Part of a data file
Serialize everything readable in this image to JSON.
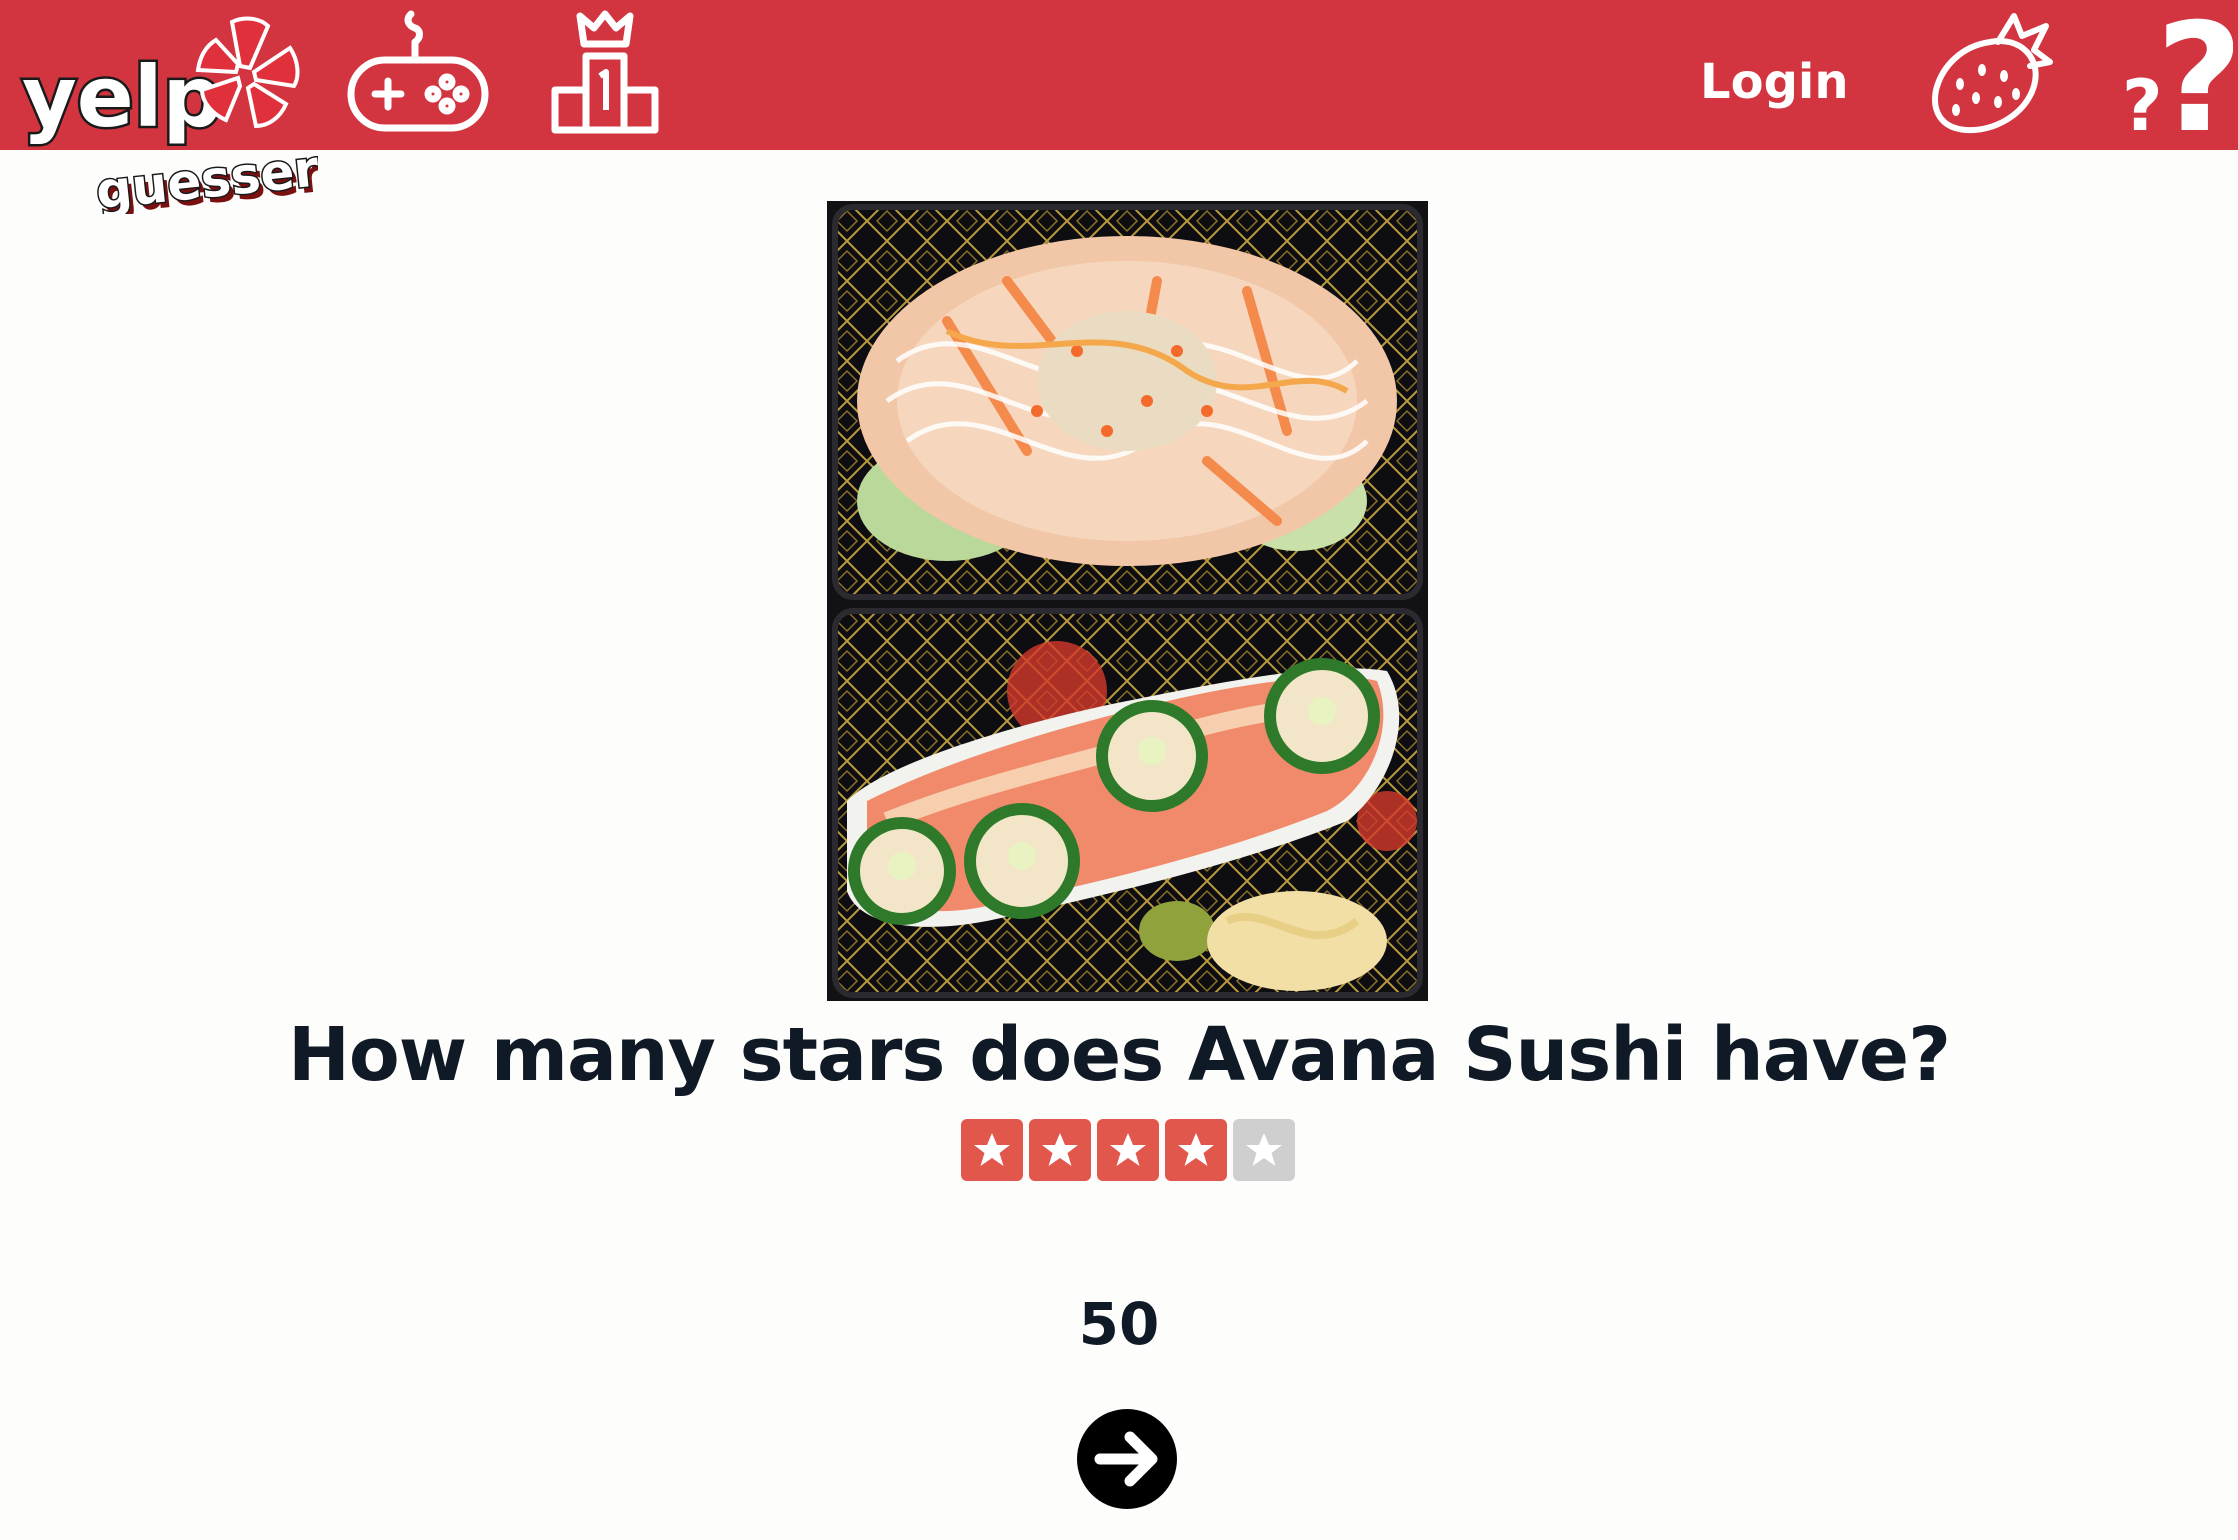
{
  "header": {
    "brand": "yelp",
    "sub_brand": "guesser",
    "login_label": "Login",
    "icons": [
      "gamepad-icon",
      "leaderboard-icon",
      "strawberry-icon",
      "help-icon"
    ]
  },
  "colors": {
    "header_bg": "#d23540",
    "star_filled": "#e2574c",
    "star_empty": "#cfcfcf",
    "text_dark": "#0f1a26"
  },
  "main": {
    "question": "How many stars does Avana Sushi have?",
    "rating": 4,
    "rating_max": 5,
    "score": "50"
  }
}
--
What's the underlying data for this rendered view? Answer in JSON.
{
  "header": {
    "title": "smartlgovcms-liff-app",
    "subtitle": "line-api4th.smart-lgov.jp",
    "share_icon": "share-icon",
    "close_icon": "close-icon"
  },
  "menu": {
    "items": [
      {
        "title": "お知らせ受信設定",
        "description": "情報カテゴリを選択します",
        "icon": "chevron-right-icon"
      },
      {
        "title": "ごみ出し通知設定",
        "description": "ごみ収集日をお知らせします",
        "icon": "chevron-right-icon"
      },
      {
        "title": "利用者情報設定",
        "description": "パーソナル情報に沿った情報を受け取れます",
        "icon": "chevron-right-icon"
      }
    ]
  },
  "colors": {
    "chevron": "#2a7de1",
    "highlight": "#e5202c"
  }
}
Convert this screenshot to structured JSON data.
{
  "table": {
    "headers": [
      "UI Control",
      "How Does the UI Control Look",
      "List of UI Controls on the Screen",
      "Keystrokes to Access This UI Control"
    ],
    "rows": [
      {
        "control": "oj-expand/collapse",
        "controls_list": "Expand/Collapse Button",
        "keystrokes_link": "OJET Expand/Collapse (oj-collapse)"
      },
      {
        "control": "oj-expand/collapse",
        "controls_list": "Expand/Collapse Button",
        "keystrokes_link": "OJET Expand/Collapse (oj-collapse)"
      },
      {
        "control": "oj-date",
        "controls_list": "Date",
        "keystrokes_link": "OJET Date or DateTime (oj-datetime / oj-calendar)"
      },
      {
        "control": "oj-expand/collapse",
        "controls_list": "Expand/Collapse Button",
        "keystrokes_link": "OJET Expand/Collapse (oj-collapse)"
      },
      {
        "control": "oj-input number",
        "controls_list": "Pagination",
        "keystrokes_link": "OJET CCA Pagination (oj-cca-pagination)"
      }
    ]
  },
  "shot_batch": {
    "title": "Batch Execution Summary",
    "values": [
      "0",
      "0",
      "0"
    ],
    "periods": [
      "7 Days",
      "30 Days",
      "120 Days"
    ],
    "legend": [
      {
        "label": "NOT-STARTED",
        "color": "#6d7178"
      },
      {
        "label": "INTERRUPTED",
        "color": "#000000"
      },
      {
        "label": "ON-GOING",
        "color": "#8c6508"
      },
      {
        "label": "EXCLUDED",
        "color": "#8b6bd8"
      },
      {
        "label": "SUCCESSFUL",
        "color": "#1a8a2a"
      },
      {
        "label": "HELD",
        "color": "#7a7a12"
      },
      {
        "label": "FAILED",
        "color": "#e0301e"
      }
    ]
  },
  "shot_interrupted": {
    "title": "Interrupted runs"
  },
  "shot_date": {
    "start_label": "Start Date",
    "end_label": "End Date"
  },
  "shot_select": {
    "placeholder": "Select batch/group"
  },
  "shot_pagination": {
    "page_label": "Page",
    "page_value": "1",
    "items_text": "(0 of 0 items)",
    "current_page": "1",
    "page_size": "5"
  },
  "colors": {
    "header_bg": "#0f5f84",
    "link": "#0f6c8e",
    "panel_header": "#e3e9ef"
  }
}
...
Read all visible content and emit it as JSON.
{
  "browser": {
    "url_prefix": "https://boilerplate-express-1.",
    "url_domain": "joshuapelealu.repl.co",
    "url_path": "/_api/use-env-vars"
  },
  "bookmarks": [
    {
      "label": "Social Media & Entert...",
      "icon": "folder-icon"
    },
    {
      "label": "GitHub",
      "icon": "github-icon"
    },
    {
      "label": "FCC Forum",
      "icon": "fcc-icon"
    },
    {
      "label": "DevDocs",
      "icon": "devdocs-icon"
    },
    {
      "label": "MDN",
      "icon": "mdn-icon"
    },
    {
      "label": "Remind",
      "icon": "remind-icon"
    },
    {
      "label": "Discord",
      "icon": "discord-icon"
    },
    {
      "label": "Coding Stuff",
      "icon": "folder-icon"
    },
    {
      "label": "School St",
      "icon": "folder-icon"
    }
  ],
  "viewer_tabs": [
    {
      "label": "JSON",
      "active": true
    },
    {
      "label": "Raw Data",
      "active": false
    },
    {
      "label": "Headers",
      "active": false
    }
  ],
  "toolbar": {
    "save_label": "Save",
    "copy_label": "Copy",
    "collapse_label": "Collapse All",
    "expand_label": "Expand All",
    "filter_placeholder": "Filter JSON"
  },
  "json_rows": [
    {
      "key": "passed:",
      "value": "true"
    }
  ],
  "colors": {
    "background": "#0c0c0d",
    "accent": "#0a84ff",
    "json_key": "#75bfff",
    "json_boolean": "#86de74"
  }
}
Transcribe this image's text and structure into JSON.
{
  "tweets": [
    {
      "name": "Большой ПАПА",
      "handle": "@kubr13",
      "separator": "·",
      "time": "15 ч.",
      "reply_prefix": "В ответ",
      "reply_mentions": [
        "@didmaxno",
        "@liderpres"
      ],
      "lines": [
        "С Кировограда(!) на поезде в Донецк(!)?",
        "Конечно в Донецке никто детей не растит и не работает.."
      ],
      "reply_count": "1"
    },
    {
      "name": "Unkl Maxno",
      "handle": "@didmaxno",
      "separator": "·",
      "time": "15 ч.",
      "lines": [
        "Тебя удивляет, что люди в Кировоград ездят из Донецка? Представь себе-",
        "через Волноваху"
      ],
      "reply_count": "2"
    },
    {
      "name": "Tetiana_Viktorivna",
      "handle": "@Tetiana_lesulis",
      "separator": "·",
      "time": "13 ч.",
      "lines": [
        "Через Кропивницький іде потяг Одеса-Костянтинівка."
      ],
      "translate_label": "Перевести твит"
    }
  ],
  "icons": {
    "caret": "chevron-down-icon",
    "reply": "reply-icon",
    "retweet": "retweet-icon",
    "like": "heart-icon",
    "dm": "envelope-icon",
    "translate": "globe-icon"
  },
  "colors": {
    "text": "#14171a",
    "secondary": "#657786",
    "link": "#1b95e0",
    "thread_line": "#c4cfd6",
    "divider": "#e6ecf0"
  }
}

Work instructions: In the lines above, locate the string "image". Copy every line where it occurs.

Response to this task:
Serialize everything readable in this image to JSON.
Transcribe this image's text and structure into JSON.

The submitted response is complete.